▶ _DIRECTIONS FOR THIS TASK_: Reproduce every item below line for line, changing nothing.

Element boundary records
┄┄┄┄┄┄┄┄┄┄

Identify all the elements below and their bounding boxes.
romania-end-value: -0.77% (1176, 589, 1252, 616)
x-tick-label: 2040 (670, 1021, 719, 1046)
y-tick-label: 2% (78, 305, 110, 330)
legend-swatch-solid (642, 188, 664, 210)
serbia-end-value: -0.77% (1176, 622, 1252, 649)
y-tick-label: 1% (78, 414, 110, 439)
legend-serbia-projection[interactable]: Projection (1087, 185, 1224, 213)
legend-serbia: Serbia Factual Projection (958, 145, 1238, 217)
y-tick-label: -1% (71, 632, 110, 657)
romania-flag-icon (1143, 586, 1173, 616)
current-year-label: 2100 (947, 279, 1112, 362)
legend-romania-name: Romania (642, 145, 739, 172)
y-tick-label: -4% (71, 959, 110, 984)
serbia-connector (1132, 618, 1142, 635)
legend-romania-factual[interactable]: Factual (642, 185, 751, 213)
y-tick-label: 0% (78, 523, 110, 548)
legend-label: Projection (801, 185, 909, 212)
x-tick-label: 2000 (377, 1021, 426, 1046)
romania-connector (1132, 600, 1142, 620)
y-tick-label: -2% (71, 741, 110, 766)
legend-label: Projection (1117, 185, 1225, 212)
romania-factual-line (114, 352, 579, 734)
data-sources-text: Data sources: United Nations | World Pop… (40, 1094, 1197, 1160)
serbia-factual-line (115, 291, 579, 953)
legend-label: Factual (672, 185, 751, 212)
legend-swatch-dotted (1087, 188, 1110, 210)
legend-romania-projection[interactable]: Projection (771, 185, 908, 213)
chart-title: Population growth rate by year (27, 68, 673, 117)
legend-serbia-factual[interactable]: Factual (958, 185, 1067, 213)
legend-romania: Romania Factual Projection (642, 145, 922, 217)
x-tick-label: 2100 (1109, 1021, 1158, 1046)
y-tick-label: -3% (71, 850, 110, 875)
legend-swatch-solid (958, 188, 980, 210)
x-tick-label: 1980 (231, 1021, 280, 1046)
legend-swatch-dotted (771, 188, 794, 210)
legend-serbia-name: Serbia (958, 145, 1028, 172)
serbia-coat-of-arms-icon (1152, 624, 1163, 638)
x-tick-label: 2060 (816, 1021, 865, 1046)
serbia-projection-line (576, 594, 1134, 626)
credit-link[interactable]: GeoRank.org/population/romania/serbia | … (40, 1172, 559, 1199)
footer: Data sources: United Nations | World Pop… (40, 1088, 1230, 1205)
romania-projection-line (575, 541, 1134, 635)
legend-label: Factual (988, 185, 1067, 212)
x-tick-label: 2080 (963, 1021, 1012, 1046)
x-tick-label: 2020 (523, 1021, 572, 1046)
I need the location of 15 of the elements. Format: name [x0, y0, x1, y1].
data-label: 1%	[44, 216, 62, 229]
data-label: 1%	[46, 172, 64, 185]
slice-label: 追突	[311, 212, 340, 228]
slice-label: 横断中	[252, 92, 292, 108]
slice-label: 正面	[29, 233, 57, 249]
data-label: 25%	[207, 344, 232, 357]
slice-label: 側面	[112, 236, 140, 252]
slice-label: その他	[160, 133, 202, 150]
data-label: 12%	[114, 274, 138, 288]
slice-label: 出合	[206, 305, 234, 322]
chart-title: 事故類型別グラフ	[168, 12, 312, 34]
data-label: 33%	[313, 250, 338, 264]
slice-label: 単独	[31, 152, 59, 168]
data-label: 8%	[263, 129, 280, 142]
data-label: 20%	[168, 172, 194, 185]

┄┄┄┄┄┄┄┄┄┄

▶ _RESPONSE BELOW_:
Identify all the elements below and their bounding boxes.
romania-end-value: -0.77% (1176, 589, 1252, 616)
x-tick-label: 2040 (670, 1021, 719, 1046)
y-tick-label: 2% (78, 305, 110, 330)
legend-swatch-solid (642, 188, 664, 210)
serbia-end-value: -0.77% (1176, 622, 1252, 649)
y-tick-label: 1% (78, 414, 110, 439)
legend-serbia-projection[interactable]: Projection (1087, 185, 1224, 213)
legend-serbia: Serbia Factual Projection (958, 145, 1238, 217)
y-tick-label: -1% (71, 632, 110, 657)
romania-flag-icon (1143, 586, 1173, 616)
current-year-label: 2100 (947, 279, 1112, 362)
legend-romania-name: Romania (642, 145, 739, 172)
y-tick-label: -4% (71, 959, 110, 984)
serbia-connector (1132, 618, 1142, 635)
legend-romania-factual[interactable]: Factual (642, 185, 751, 213)
y-tick-label: 0% (78, 523, 110, 548)
legend-label: Projection (801, 185, 909, 212)
x-tick-label: 2000 (377, 1021, 426, 1046)
romania-connector (1132, 600, 1142, 620)
y-tick-label: -2% (71, 741, 110, 766)
legend-label: Projection (1117, 185, 1225, 212)
romania-factual-line (114, 352, 579, 734)
data-sources-text: Data sources: United Nations | World Pop… (40, 1094, 1197, 1160)
serbia-factual-line (115, 291, 579, 953)
legend-label: Factual (672, 185, 751, 212)
legend-swatch-dotted (1087, 188, 1110, 210)
legend-romania-projection[interactable]: Projection (771, 185, 908, 213)
chart-title: Population growth rate by year (27, 68, 673, 117)
legend-serbia-factual[interactable]: Factual (958, 185, 1067, 213)
legend-romania: Romania Factual Projection (642, 145, 922, 217)
x-tick-label: 2100 (1109, 1021, 1158, 1046)
y-tick-label: -3% (71, 850, 110, 875)
legend-swatch-solid (958, 188, 980, 210)
x-tick-label: 1980 (231, 1021, 280, 1046)
legend-swatch-dotted (771, 188, 794, 210)
legend-serbia-name: Serbia (958, 145, 1028, 172)
serbia-coat-of-arms-icon (1152, 624, 1163, 638)
x-tick-label: 2060 (816, 1021, 865, 1046)
serbia-projection-line (576, 594, 1134, 626)
credit-link[interactable]: GeoRank.org/population/romania/serbia | … (40, 1172, 559, 1199)
footer: Data sources: United Nations | World Pop… (40, 1088, 1230, 1205)
romania-projection-line (575, 541, 1134, 635)
legend-label: Factual (988, 185, 1067, 212)
x-tick-label: 2080 (963, 1021, 1012, 1046)
x-tick-label: 2020 (523, 1021, 572, 1046)
I need the location of 15 of the elements. Format: name [x0, y0, x1, y1].
data-label: 1%	[44, 216, 62, 229]
data-label: 1%	[46, 172, 64, 185]
slice-label: 追突	[311, 212, 340, 228]
slice-label: 横断中	[252, 92, 292, 108]
slice-label: 正面	[29, 233, 57, 249]
data-label: 25%	[207, 344, 232, 357]
slice-label: 側面	[112, 236, 140, 252]
slice-label: その他	[160, 133, 202, 150]
data-label: 12%	[114, 274, 138, 288]
slice-label: 出合	[206, 305, 234, 322]
chart-title: 事故類型別グラフ	[168, 12, 312, 34]
data-label: 33%	[313, 250, 338, 264]
slice-label: 単独	[31, 152, 59, 168]
data-label: 8%	[263, 129, 280, 142]
data-label: 20%	[168, 172, 194, 185]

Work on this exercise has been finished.